= Exercise requirements =
Using the records below, count the lines containing "thanks" and give only the total.

*** Block opens ***

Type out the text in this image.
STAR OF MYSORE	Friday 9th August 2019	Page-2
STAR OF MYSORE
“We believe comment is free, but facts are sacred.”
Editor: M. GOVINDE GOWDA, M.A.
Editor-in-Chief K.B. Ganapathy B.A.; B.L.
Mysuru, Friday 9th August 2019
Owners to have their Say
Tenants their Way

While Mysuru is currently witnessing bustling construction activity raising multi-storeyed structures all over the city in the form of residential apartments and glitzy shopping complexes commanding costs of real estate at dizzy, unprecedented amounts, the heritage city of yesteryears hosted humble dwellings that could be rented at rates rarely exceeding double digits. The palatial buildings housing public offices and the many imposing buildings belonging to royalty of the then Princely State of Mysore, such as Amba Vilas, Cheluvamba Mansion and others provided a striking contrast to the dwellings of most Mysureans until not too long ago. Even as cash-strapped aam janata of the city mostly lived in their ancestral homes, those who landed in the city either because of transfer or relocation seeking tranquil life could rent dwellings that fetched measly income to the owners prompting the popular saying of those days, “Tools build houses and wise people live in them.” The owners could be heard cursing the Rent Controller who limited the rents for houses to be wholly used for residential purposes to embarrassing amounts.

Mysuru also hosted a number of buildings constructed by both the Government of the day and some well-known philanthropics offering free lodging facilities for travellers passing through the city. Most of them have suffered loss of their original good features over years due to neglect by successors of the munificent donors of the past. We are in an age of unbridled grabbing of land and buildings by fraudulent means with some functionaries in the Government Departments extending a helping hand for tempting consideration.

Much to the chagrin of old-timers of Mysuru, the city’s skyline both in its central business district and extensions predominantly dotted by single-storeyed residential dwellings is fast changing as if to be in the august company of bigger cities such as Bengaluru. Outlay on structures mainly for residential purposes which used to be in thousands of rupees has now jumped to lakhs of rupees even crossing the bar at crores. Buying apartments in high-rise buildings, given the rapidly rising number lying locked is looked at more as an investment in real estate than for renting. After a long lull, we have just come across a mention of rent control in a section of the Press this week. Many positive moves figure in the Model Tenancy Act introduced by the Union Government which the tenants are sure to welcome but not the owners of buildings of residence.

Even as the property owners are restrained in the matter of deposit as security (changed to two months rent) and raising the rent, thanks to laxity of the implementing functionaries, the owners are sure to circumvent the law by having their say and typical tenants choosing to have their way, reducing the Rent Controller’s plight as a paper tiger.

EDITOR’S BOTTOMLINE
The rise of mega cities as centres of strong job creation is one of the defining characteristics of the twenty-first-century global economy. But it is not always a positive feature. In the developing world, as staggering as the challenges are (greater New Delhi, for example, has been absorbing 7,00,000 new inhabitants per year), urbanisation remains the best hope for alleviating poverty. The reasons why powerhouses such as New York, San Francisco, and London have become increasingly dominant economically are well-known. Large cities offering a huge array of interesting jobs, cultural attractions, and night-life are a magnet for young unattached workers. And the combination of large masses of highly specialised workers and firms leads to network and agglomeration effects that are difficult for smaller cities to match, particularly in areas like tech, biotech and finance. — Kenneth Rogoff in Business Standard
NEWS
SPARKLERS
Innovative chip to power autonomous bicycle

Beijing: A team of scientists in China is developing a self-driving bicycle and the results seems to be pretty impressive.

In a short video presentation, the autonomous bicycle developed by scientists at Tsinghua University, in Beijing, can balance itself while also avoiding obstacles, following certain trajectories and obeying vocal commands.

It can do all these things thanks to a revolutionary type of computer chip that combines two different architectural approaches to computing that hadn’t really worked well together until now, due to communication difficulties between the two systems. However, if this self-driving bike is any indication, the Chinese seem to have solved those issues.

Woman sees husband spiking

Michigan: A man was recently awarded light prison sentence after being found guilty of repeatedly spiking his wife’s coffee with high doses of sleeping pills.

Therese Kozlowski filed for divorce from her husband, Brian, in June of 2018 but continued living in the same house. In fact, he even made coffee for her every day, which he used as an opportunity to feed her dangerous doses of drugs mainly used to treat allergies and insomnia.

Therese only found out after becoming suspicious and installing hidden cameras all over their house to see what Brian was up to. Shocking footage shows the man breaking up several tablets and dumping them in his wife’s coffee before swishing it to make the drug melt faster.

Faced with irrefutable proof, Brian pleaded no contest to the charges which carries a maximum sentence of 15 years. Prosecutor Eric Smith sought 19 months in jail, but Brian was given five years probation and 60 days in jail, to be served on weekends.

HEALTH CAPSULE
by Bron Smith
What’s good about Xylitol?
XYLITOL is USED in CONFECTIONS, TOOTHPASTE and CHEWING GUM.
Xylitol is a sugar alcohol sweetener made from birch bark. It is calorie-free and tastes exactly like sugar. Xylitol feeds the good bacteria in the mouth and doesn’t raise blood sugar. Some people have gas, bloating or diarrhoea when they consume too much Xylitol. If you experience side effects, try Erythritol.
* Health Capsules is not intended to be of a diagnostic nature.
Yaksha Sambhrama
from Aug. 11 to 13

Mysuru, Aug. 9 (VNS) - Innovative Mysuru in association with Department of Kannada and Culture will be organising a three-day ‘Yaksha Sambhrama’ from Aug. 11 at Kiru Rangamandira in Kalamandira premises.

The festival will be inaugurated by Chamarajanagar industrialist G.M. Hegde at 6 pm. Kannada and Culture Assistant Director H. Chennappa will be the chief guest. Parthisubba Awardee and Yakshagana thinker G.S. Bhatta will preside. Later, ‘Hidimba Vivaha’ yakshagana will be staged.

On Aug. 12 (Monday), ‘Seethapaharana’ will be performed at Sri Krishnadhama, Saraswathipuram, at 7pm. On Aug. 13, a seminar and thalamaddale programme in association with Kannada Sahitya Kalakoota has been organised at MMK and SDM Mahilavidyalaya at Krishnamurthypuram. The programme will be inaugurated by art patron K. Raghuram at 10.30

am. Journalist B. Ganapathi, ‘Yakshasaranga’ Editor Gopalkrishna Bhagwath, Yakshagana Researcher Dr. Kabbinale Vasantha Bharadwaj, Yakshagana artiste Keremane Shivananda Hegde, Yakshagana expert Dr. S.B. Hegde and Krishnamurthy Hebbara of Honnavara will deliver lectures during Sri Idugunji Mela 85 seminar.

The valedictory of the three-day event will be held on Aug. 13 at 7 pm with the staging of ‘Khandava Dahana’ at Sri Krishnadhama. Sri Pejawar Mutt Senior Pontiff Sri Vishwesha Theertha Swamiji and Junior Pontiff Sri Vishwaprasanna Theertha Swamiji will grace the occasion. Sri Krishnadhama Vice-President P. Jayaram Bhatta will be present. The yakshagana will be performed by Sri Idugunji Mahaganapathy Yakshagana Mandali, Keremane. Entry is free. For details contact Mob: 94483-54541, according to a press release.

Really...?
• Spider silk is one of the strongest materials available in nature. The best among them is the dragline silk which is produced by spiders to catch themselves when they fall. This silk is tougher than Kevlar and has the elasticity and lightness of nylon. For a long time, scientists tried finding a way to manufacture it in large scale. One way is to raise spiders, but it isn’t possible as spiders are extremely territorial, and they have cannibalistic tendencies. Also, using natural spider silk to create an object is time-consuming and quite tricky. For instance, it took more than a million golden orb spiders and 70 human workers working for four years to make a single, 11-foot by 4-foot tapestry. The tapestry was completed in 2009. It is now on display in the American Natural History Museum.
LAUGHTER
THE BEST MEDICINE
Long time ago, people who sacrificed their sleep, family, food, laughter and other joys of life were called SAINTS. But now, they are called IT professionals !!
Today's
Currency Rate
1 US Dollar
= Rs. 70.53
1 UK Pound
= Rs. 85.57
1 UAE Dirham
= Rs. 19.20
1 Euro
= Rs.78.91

*** Block closes ***

= Solution to this exercise =
2